[Dataset rows about figures]
-- BEGIN --

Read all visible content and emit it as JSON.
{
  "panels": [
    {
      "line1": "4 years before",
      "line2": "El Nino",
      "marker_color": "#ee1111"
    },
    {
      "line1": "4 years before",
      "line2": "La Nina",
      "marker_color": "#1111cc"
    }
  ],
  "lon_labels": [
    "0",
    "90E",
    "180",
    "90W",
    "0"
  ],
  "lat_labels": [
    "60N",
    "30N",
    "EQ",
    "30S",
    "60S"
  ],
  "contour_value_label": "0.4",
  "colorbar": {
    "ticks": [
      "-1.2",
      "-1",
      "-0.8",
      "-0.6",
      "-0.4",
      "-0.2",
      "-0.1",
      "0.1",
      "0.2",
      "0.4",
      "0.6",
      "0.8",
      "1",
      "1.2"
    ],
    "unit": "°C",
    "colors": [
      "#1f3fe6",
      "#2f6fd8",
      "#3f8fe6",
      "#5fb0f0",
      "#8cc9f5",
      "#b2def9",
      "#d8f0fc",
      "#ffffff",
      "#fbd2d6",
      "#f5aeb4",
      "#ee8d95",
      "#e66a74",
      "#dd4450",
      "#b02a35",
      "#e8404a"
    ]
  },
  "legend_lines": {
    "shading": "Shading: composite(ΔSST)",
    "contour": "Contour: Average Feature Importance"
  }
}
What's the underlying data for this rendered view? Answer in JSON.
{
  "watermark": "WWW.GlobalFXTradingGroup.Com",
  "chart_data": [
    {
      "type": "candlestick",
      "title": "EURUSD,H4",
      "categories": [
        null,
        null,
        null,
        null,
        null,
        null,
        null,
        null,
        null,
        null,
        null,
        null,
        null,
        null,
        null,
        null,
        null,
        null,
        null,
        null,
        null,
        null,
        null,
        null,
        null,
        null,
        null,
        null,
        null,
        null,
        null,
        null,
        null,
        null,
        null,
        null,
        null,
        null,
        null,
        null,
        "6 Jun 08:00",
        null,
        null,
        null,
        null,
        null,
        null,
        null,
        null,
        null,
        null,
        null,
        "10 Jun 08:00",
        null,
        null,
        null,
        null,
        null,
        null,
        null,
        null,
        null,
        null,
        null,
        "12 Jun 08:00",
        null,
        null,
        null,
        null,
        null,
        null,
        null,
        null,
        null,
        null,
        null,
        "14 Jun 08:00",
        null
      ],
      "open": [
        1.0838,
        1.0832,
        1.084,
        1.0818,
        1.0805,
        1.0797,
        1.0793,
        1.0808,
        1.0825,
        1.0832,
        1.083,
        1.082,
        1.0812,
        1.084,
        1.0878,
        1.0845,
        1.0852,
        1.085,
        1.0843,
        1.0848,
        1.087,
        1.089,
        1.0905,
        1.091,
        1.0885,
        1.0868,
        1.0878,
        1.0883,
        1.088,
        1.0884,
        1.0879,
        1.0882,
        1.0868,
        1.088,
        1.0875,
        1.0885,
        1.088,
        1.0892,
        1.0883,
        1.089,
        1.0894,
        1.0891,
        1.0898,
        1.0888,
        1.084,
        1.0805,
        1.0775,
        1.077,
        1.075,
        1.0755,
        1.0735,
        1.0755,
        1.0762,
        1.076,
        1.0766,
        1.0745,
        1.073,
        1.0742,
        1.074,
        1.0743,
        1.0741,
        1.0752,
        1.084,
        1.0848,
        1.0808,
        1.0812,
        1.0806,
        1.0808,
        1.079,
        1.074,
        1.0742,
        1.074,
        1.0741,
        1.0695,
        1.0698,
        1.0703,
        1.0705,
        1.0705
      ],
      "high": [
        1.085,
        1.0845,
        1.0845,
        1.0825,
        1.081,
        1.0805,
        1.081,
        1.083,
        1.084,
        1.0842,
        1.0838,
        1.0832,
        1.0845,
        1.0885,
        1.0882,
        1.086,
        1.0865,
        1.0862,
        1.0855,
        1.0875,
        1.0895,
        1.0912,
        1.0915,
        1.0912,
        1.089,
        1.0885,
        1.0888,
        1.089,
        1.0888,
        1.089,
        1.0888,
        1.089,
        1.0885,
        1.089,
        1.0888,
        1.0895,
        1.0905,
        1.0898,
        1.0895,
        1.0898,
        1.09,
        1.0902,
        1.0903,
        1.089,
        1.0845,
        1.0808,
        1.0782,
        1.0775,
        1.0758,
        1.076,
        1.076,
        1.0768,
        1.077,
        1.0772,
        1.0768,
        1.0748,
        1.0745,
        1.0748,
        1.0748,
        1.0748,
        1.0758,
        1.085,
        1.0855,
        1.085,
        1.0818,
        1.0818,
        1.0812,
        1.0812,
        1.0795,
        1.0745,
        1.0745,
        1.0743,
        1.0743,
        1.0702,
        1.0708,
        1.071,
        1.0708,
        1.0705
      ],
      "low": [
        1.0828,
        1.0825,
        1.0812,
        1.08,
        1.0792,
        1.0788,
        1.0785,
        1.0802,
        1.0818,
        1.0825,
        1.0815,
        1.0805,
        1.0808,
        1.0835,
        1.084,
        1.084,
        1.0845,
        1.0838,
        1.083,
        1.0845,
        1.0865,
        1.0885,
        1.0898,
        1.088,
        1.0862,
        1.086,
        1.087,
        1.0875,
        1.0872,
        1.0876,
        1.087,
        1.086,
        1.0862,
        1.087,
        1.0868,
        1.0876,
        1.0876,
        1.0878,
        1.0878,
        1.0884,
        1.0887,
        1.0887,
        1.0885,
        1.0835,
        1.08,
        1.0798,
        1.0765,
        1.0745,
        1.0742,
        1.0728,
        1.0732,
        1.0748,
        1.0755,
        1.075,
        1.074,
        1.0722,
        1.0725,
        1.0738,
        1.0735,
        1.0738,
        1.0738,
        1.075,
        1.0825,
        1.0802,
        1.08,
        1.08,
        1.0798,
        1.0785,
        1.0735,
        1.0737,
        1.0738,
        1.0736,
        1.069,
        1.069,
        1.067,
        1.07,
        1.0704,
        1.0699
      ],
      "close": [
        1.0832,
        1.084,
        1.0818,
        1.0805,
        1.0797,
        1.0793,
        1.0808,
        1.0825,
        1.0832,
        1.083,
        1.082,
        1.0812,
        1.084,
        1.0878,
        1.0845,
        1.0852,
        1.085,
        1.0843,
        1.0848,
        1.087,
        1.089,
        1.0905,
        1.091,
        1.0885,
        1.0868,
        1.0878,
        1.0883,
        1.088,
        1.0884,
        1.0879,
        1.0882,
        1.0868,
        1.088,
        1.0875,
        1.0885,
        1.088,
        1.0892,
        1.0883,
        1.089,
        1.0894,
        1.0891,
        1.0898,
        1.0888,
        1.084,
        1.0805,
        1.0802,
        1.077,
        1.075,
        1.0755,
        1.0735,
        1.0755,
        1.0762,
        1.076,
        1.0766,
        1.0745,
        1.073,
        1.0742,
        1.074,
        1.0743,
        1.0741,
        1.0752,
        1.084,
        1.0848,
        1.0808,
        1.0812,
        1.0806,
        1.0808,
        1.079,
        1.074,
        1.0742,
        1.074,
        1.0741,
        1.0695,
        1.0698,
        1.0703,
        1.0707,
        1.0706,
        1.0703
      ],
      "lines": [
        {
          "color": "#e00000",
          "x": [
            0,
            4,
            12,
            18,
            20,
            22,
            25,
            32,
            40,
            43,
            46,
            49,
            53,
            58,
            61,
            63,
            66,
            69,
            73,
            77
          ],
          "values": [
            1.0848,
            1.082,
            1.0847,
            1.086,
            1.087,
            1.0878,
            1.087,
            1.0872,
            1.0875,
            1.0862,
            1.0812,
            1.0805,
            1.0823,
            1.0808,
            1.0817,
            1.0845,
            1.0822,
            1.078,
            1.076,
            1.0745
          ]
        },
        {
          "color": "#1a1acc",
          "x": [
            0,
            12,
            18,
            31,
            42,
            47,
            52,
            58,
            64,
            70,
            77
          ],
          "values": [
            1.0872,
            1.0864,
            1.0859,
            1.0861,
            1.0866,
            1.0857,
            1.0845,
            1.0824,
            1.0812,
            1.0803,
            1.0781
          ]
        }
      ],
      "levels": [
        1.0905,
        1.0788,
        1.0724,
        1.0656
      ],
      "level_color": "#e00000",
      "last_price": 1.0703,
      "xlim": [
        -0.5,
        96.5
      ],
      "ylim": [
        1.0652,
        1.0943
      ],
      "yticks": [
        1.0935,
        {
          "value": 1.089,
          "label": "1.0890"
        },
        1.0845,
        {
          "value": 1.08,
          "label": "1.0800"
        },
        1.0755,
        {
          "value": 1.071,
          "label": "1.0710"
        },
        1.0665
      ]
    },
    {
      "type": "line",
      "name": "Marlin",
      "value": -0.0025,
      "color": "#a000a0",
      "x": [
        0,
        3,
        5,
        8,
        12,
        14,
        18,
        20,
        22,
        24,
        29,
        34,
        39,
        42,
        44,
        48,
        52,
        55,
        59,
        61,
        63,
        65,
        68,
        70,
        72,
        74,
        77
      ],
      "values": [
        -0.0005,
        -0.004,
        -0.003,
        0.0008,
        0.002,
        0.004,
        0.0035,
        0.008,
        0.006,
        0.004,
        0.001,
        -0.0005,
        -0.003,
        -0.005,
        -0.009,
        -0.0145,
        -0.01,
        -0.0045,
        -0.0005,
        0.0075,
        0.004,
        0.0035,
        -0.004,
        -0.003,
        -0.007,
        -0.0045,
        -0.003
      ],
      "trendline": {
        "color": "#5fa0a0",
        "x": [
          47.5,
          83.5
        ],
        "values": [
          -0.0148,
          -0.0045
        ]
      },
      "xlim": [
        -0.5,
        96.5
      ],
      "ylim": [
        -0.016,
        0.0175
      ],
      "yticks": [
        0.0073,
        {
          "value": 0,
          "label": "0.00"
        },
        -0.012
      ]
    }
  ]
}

-- END --

What is expected:
Say how many lines of the data include the word "JSON". Nothing other than the number should be given.

Right answer:
2